— Start of Data for processing —

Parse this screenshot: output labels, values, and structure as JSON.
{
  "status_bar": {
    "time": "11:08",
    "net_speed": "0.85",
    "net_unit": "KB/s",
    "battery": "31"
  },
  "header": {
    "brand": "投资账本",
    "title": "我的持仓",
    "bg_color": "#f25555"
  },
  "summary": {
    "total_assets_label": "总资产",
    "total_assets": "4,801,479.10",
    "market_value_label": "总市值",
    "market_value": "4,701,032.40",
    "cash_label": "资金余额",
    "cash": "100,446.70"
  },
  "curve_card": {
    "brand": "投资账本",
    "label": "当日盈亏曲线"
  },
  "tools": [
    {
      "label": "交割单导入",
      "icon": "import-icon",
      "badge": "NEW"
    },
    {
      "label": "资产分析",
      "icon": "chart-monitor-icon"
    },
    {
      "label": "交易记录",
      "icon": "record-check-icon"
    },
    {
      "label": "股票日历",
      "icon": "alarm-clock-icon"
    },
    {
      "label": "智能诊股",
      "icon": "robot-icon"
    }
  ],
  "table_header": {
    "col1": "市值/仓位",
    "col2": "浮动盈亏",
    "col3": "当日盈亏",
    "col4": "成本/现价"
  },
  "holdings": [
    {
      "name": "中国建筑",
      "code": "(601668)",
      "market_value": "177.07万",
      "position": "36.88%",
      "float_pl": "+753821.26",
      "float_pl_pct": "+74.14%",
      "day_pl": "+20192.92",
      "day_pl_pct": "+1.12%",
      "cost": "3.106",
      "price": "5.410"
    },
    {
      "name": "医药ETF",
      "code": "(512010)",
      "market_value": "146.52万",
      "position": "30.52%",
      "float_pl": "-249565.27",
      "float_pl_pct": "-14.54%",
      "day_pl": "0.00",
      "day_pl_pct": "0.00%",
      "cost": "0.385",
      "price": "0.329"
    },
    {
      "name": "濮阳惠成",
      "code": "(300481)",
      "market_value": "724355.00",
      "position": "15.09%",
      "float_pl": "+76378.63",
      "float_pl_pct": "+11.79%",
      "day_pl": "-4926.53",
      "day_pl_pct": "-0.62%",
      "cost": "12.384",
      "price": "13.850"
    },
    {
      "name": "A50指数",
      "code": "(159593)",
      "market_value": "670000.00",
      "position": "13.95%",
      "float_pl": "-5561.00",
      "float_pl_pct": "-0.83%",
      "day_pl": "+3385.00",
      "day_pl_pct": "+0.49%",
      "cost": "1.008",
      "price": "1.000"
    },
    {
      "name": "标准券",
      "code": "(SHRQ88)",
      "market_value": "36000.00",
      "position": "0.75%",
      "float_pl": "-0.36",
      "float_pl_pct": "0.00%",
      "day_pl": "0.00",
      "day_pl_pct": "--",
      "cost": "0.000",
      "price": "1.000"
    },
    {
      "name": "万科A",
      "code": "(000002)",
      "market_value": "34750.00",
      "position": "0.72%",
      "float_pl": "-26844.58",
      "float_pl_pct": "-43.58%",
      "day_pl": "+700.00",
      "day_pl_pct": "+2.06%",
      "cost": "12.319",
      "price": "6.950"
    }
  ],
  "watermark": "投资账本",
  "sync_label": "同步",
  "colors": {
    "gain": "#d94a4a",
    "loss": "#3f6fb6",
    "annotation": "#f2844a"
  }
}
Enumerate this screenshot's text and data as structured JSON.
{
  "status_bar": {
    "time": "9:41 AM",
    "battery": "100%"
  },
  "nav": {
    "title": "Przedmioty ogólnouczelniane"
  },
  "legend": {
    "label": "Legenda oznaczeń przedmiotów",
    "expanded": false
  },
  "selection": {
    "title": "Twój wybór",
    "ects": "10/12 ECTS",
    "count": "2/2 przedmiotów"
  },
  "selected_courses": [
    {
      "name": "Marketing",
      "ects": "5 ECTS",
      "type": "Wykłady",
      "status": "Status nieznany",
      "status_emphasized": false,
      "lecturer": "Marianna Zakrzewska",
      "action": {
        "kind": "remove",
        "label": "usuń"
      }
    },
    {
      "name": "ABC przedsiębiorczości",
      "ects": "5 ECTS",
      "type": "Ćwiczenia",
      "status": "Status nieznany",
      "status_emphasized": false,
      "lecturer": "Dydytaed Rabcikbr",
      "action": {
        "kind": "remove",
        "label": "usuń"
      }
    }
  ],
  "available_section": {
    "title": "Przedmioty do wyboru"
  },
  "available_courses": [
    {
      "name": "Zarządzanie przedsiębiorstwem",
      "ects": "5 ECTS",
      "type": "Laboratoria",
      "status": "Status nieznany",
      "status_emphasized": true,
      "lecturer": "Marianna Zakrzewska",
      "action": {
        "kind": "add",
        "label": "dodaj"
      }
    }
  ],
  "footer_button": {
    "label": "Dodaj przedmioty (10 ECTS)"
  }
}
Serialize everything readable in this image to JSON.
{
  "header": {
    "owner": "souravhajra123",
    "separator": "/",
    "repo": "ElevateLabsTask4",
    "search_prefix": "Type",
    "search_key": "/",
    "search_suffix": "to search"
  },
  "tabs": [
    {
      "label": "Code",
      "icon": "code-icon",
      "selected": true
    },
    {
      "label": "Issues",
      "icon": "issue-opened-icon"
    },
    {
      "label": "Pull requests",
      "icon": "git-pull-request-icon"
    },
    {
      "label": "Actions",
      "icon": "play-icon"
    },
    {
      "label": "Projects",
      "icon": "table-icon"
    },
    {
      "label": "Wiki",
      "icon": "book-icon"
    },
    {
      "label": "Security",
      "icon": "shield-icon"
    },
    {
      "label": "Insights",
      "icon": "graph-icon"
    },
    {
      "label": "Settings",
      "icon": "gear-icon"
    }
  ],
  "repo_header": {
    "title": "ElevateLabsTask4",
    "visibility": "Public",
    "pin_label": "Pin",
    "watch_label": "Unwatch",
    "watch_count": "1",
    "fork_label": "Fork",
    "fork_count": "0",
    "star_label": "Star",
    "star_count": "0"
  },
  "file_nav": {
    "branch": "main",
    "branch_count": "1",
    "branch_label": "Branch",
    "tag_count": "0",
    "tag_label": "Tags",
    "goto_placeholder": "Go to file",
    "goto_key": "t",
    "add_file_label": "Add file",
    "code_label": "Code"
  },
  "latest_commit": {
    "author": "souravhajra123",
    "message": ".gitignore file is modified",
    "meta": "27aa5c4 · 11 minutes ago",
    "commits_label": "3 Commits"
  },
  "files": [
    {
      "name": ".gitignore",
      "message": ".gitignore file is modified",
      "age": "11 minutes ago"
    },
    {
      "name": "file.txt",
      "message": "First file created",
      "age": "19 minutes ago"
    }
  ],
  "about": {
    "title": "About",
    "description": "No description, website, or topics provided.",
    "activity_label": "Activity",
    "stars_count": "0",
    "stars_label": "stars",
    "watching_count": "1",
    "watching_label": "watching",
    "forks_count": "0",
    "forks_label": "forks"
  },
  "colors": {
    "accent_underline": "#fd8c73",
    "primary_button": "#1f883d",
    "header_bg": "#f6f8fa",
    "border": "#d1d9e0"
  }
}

— End of Data for processing —

** Work instructions **
Scan the data above and copy every line with "price" in it.

** Correct result **
      "price": "5.410"
      "price": "0.329"
      "price": "13.850"
      "price": "1.000"
      "price": "1.000"
      "price": "6.950"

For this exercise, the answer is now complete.